▶ _Supplied data_:
+--

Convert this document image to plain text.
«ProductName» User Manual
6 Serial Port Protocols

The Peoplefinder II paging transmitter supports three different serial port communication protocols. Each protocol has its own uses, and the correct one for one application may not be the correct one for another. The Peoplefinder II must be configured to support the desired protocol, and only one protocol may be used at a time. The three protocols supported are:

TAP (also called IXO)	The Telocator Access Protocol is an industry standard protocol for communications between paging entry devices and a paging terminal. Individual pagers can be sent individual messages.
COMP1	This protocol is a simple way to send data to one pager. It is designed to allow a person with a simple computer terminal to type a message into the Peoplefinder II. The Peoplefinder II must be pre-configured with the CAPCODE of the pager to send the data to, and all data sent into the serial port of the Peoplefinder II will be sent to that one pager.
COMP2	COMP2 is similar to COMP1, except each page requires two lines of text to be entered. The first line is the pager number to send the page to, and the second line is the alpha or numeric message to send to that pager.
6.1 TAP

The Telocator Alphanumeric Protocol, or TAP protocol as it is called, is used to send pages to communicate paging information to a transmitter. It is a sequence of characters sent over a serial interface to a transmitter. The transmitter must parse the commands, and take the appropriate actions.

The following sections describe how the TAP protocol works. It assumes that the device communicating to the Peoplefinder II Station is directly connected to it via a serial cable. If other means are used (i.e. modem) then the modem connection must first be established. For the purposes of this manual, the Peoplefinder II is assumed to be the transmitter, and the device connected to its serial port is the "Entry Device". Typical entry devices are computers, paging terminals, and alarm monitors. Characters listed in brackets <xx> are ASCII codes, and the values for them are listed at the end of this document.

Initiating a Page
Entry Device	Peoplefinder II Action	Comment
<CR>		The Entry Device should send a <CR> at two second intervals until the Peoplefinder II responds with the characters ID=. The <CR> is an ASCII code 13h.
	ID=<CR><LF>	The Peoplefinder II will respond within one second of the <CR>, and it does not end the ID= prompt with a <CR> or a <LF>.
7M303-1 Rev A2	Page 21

+--

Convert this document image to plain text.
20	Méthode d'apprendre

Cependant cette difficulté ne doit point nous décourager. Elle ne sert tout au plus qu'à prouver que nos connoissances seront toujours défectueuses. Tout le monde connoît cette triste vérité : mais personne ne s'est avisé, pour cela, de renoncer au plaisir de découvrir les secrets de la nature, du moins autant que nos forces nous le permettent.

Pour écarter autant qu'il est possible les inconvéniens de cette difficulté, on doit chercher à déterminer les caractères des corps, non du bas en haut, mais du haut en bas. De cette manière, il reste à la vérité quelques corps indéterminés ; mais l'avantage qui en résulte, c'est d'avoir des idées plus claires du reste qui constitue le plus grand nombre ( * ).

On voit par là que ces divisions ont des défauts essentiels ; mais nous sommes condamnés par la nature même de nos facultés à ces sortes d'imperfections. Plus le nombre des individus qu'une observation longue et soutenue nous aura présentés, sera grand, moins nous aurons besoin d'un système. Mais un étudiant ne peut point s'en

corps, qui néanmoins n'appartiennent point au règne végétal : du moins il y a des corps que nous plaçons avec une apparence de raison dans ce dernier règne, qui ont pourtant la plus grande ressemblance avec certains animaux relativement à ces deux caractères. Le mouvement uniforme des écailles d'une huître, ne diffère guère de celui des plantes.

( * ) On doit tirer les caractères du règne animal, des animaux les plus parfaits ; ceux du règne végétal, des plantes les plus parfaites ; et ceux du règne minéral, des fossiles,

+--

▶ _What you need to do_: From the entries above, pull out each line that includes "moins".

▶ _Exercise output_:
Cependant cette difficulté ne doit point nous décourager. Elle ne sert tout au plus qu'à prouver que nos connoissances seront toujours défectueuses. Tout le monde connoît cette triste vérité : mais personne ne s'est avisé, pour cela, de renoncer au plaisir de découvrir les secrets de la nature, du moins autant que nos forces nous le permettent.
On voit par là que ces divisions ont des défauts essentiels ; mais nous sommes condamnés par la nature même de nos facultés à ces sortes d'imperfections. Plus le nombre des individus qu'une observation longue et soutenue nous aura présentés, sera grand, moins nous aurons besoin d'un système. Mais un étudiant ne peut point s'en
corps, qui néanmoins n'appartiennent point au règne végétal : du moins il y a des corps que nous plaçons avec une apparence de raison dans ce dernier règne, qui ont pourtant la plus grande ressemblance avec certains animaux relativement à ces deux caractères. Le mouvement uniforme des écailles d'une huître, ne diffère guère de celui des plantes.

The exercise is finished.